Directive:
Print the entries verbatim, leaving out the images they contain.

◆ ◆ ◆ ◆

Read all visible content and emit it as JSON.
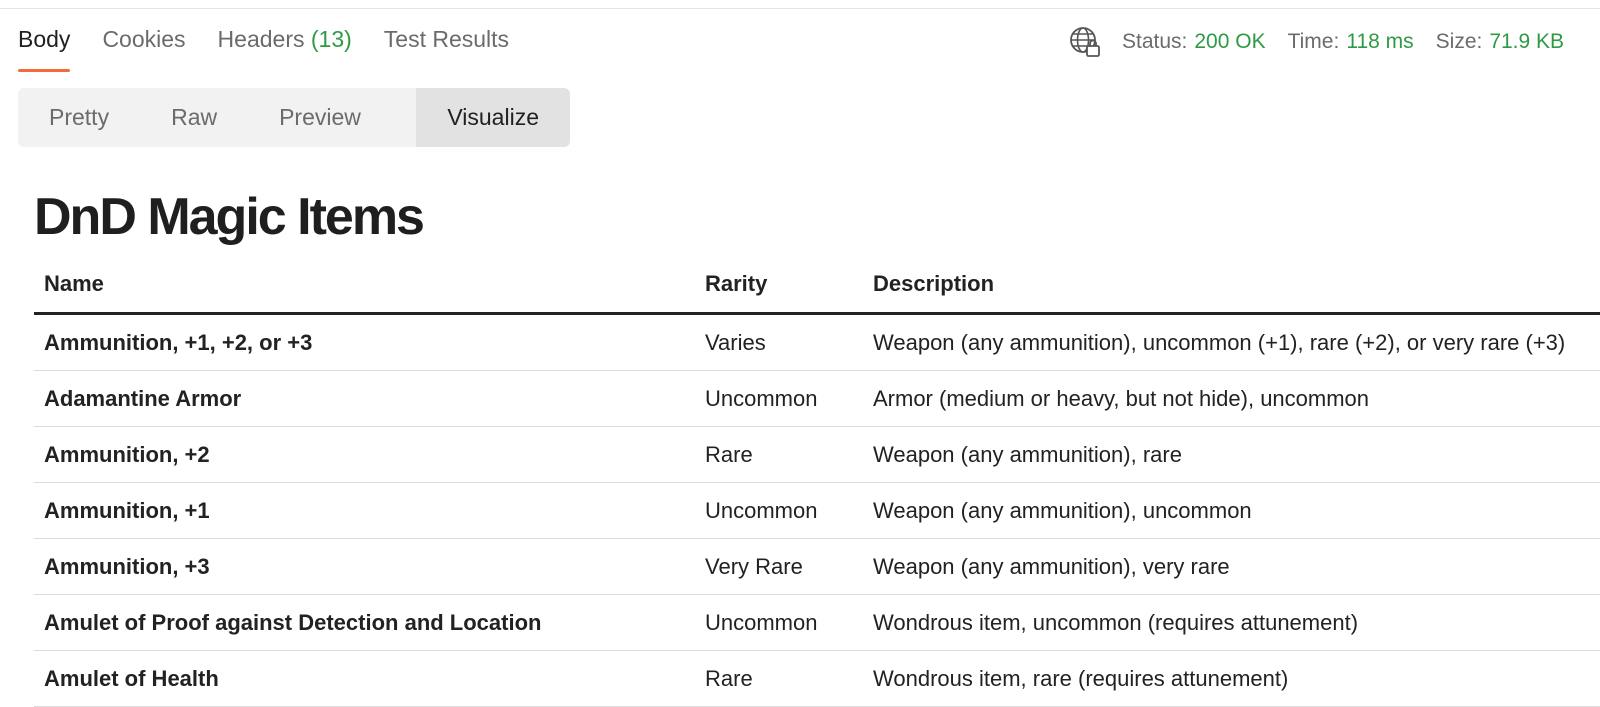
{
  "response_tabs": [
    {
      "label": "Body",
      "active": true
    },
    {
      "label": "Cookies"
    },
    {
      "label": "Headers",
      "count": "(13)"
    },
    {
      "label": "Test Results"
    }
  ],
  "status": {
    "icon": "globe-lock-icon",
    "status_label": "Status:",
    "status_value": "200 OK",
    "time_label": "Time:",
    "time_value": "118 ms",
    "size_label": "Size:",
    "size_value": "71.9 KB"
  },
  "view_modes": [
    "Pretty",
    "Raw",
    "Preview",
    "Visualize"
  ],
  "active_view_mode": "Visualize",
  "visualization": {
    "title": "DnD Magic Items",
    "columns": [
      "Name",
      "Rarity",
      "Description"
    ],
    "rows": [
      {
        "name": "Ammunition, +1, +2, or +3",
        "rarity": "Varies",
        "description": "Weapon (any ammunition), uncommon (+1), rare (+2), or very rare (+3)"
      },
      {
        "name": "Adamantine Armor",
        "rarity": "Uncommon",
        "description": "Armor (medium or heavy, but not hide), uncommon"
      },
      {
        "name": "Ammunition, +2",
        "rarity": "Rare",
        "description": "Weapon (any ammunition), rare"
      },
      {
        "name": "Ammunition, +1",
        "rarity": "Uncommon",
        "description": "Weapon (any ammunition), uncommon"
      },
      {
        "name": "Ammunition, +3",
        "rarity": "Very Rare",
        "description": "Weapon (any ammunition), very rare"
      },
      {
        "name": "Amulet of Proof against Detection and Location",
        "rarity": "Uncommon",
        "description": "Wondrous item, uncommon (requires attunement)"
      },
      {
        "name": "Amulet of Health",
        "rarity": "Rare",
        "description": "Wondrous item, rare (requires attunement)"
      }
    ]
  },
  "colors": {
    "accent": "#f26b3a",
    "success": "#2f9a45"
  }
}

◆ ◆ ◆ ◆

Task result:
Read all visible content and emit it as JSON.
{
  "response_tabs": [
    {
      "label": "Body",
      "active": true
    },
    {
      "label": "Cookies"
    },
    {
      "label": "Headers",
      "count": "(13)"
    },
    {
      "label": "Test Results"
    }
  ],
  "status": {
    "icon": "globe-lock-icon",
    "status_label": "Status:",
    "status_value": "200 OK",
    "time_label": "Time:",
    "time_value": "118 ms",
    "size_label": "Size:",
    "size_value": "71.9 KB"
  },
  "view_modes": [
    "Pretty",
    "Raw",
    "Preview",
    "Visualize"
  ],
  "active_view_mode": "Visualize",
  "visualization": {
    "title": "DnD Magic Items",
    "columns": [
      "Name",
      "Rarity",
      "Description"
    ],
    "rows": [
      {
        "name": "Ammunition, +1, +2, or +3",
        "rarity": "Varies",
        "description": "Weapon (any ammunition), uncommon (+1), rare (+2), or very rare (+3)"
      },
      {
        "name": "Adamantine Armor",
        "rarity": "Uncommon",
        "description": "Armor (medium or heavy, but not hide), uncommon"
      },
      {
        "name": "Ammunition, +2",
        "rarity": "Rare",
        "description": "Weapon (any ammunition), rare"
      },
      {
        "name": "Ammunition, +1",
        "rarity": "Uncommon",
        "description": "Weapon (any ammunition), uncommon"
      },
      {
        "name": "Ammunition, +3",
        "rarity": "Very Rare",
        "description": "Weapon (any ammunition), very rare"
      },
      {
        "name": "Amulet of Proof against Detection and Location",
        "rarity": "Uncommon",
        "description": "Wondrous item, uncommon (requires attunement)"
      },
      {
        "name": "Amulet of Health",
        "rarity": "Rare",
        "description": "Wondrous item, rare (requires attunement)"
      }
    ]
  },
  "colors": {
    "accent": "#f26b3a",
    "success": "#2f9a45"
  }
}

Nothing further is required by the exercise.